_THE TASK_
Quote every line of the material beneath this one.

________________

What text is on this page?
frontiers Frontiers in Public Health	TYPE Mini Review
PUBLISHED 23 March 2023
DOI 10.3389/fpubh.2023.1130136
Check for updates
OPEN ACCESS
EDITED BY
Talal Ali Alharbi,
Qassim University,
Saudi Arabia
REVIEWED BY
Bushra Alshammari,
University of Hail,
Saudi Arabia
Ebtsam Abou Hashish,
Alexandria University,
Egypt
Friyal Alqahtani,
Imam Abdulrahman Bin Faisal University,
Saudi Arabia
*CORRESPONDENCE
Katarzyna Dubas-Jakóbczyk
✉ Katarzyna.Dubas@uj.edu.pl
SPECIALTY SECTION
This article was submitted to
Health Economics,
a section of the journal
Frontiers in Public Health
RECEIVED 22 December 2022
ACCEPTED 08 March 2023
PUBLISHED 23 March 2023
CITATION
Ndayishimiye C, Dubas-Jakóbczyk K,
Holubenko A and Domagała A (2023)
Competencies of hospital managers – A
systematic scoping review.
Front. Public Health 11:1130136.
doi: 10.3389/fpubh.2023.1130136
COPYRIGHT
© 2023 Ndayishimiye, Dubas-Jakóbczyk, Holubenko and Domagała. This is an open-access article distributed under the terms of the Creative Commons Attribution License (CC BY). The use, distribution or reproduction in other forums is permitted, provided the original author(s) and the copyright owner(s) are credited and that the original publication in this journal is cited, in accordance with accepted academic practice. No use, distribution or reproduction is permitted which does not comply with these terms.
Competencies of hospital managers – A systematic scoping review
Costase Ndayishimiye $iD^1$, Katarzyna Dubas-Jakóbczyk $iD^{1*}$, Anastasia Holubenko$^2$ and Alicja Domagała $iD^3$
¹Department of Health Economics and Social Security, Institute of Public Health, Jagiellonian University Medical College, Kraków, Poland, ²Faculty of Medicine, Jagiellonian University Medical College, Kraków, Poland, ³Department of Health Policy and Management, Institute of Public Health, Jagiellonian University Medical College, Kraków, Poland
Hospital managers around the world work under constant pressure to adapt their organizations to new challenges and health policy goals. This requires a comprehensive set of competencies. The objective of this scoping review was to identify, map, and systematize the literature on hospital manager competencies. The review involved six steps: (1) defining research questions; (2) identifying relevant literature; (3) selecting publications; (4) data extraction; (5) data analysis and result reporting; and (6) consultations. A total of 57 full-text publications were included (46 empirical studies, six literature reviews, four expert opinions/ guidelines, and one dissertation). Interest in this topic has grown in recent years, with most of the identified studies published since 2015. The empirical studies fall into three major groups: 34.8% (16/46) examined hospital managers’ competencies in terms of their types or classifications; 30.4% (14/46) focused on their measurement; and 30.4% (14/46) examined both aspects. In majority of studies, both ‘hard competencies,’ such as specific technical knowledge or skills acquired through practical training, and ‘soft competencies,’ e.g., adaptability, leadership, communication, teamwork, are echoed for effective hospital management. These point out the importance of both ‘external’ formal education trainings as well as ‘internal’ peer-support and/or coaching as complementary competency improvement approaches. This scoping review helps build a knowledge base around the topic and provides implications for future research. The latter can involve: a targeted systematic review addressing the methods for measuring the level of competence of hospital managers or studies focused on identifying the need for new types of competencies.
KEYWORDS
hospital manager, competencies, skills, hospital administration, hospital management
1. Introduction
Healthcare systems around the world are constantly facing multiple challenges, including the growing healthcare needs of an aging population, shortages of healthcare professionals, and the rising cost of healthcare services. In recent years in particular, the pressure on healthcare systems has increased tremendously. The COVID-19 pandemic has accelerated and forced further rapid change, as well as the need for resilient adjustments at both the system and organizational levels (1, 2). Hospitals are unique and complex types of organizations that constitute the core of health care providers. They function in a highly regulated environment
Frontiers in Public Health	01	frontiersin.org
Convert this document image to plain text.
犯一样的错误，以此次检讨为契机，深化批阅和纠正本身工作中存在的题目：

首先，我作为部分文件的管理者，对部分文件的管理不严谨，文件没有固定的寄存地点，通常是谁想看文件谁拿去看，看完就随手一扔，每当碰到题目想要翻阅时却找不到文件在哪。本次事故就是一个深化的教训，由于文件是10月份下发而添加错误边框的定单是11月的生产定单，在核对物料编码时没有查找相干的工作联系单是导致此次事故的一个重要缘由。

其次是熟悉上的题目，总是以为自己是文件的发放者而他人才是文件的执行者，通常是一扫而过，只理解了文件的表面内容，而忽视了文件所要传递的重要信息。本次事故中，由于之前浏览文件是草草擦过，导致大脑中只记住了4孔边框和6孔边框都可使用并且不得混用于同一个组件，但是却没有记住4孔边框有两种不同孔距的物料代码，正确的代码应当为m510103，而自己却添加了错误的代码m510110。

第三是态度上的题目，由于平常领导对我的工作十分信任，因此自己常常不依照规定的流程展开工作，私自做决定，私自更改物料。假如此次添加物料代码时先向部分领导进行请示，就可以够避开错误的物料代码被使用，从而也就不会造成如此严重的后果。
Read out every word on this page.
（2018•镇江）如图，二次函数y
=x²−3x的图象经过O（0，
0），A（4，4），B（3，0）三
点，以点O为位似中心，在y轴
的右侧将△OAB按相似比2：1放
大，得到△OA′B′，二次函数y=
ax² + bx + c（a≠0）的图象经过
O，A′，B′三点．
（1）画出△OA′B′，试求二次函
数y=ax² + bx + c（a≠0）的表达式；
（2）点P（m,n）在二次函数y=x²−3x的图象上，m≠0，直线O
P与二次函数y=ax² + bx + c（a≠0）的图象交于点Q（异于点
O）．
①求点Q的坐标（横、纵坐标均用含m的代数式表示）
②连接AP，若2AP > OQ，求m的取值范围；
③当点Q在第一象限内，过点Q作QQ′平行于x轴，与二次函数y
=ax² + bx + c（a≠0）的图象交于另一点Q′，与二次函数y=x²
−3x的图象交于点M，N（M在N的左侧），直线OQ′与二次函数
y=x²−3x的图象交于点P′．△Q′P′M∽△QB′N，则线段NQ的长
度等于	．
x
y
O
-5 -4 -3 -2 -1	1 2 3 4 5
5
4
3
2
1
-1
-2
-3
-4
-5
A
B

________________

_THE SOLUTION_
What text is on this page?
frontiers Frontiers in Public Health	TYPE Mini Review
PUBLISHED 23 March 2023
DOI 10.3389/fpubh.2023.1130136
Check for updates
OPEN ACCESS
EDITED BY
Talal Ali Alharbi,
Qassim University,
Saudi Arabia
REVIEWED BY
Bushra Alshammari,
University of Hail,
Saudi Arabia
Ebtsam Abou Hashish,
Alexandria University,
Egypt
Friyal Alqahtani,
Imam Abdulrahman Bin Faisal University,
Saudi Arabia
*CORRESPONDENCE
Katarzyna Dubas-Jakóbczyk
✉ Katarzyna.Dubas@uj.edu.pl
SPECIALTY SECTION
This article was submitted to
Health Economics,
a section of the journal
Frontiers in Public Health
RECEIVED 22 December 2022
ACCEPTED 08 March 2023
PUBLISHED 23 March 2023
CITATION
Ndayishimiye C, Dubas-Jakóbczyk K,
Holubenko A and Domagała A (2023)
Competencies of hospital managers – A
systematic scoping review.
Front. Public Health 11:1130136.
doi: 10.3389/fpubh.2023.1130136
COPYRIGHT
© 2023 Ndayishimiye, Dubas-Jakóbczyk, Holubenko and Domagała. This is an open-access article distributed under the terms of the Creative Commons Attribution License (CC BY). The use, distribution or reproduction in other forums is permitted, provided the original author(s) and the copyright owner(s) are credited and that the original publication in this journal is cited, in accordance with accepted academic practice. No use, distribution or reproduction is permitted which does not comply with these terms.
Competencies of hospital managers – A systematic scoping review
Costase Ndayishimiye $iD^1$, Katarzyna Dubas-Jakóbczyk $iD^{1*}$, Anastasia Holubenko$^2$ and Alicja Domagała $iD^3$
¹Department of Health Economics and Social Security, Institute of Public Health, Jagiellonian University Medical College, Kraków, Poland, ²Faculty of Medicine, Jagiellonian University Medical College, Kraków, Poland, ³Department of Health Policy and Management, Institute of Public Health, Jagiellonian University Medical College, Kraków, Poland
Hospital managers around the world work under constant pressure to adapt their organizations to new challenges and health policy goals. This requires a comprehensive set of competencies. The objective of this scoping review was to identify, map, and systematize the literature on hospital manager competencies. The review involved six steps: (1) defining research questions; (2) identifying relevant literature; (3) selecting publications; (4) data extraction; (5) data analysis and result reporting; and (6) consultations. A total of 57 full-text publications were included (46 empirical studies, six literature reviews, four expert opinions/ guidelines, and one dissertation). Interest in this topic has grown in recent years, with most of the identified studies published since 2015. The empirical studies fall into three major groups: 34.8% (16/46) examined hospital managers’ competencies in terms of their types or classifications; 30.4% (14/46) focused on their measurement; and 30.4% (14/46) examined both aspects. In majority of studies, both ‘hard competencies,’ such as specific technical knowledge or skills acquired through practical training, and ‘soft competencies,’ e.g., adaptability, leadership, communication, teamwork, are echoed for effective hospital management. These point out the importance of both ‘external’ formal education trainings as well as ‘internal’ peer-support and/or coaching as complementary competency improvement approaches. This scoping review helps build a knowledge base around the topic and provides implications for future research. The latter can involve: a targeted systematic review addressing the methods for measuring the level of competence of hospital managers or studies focused on identifying the need for new types of competencies.
KEYWORDS
hospital manager, competencies, skills, hospital administration, hospital management
1. Introduction
Healthcare systems around the world are constantly facing multiple challenges, including the growing healthcare needs of an aging population, shortages of healthcare professionals, and the rising cost of healthcare services. In recent years in particular, the pressure on healthcare systems has increased tremendously. The COVID-19 pandemic has accelerated and forced further rapid change, as well as the need for resilient adjustments at both the system and organizational levels (1, 2). Hospitals are unique and complex types of organizations that constitute the core of health care providers. They function in a highly regulated environment
Frontiers in Public Health	01	frontiersin.org
Convert this document image to plain text.
犯一样的错误，以此次检讨为契机，深化批阅和纠正本身工作中存在的题目：

首先，我作为部分文件的管理者，对部分文件的管理不严谨，文件没有固定的寄存地点，通常是谁想看文件谁拿去看，看完就随手一扔，每当碰到题目想要翻阅时却找不到文件在哪。本次事故就是一个深化的教训，由于文件是10月份下发而添加错误边框的定单是11月的生产定单，在核对物料编码时没有查找相干的工作联系单是导致此次事故的一个重要缘由。

其次是熟悉上的题目，总是以为自己是文件的发放者而他人才是文件的执行者，通常是一扫而过，只理解了文件的表面内容，而忽视了文件所要传递的重要信息。本次事故中，由于之前浏览文件是草草擦过，导致大脑中只记住了4孔边框和6孔边框都可使用并且不得混用于同一个组件，但是却没有记住4孔边框有两种不同孔距的物料代码，正确的代码应当为m510103，而自己却添加了错误的代码m510110。

第三是态度上的题目，由于平常领导对我的工作十分信任，因此自己常常不依照规定的流程展开工作，私自做决定，私自更改物料。假如此次添加物料代码时先向部分领导进行请示，就可以够避开错误的物料代码被使用，从而也就不会造成如此严重的后果。
Read out every word on this page.
（2018•镇江）如图，二次函数y
=x²−3x的图象经过O（0，
0），A（4，4），B（3，0）三
点，以点O为位似中心，在y轴
的右侧将△OAB按相似比2：1放
大，得到△OA′B′，二次函数y=
ax² + bx + c（a≠0）的图象经过
O，A′，B′三点．
（1）画出△OA′B′，试求二次函
数y=ax² + bx + c（a≠0）的表达式；
（2）点P（m,n）在二次函数y=x²−3x的图象上，m≠0，直线O
P与二次函数y=ax² + bx + c（a≠0）的图象交于点Q（异于点
O）．
①求点Q的坐标（横、纵坐标均用含m的代数式表示）
②连接AP，若2AP > OQ，求m的取值范围；
③当点Q在第一象限内，过点Q作QQ′平行于x轴，与二次函数y
=ax² + bx + c（a≠0）的图象交于另一点Q′，与二次函数y=x²
−3x的图象交于点M，N（M在N的左侧），直线OQ′与二次函数
y=x²−3x的图象交于点P′．△Q′P′M∽△QB′N，则线段NQ的长
度等于	．
x
y
O
-5 -4 -3 -2 -1	1 2 3 4 5
5
4
3
2
1
-1
-2
-3
-4
-5
A
B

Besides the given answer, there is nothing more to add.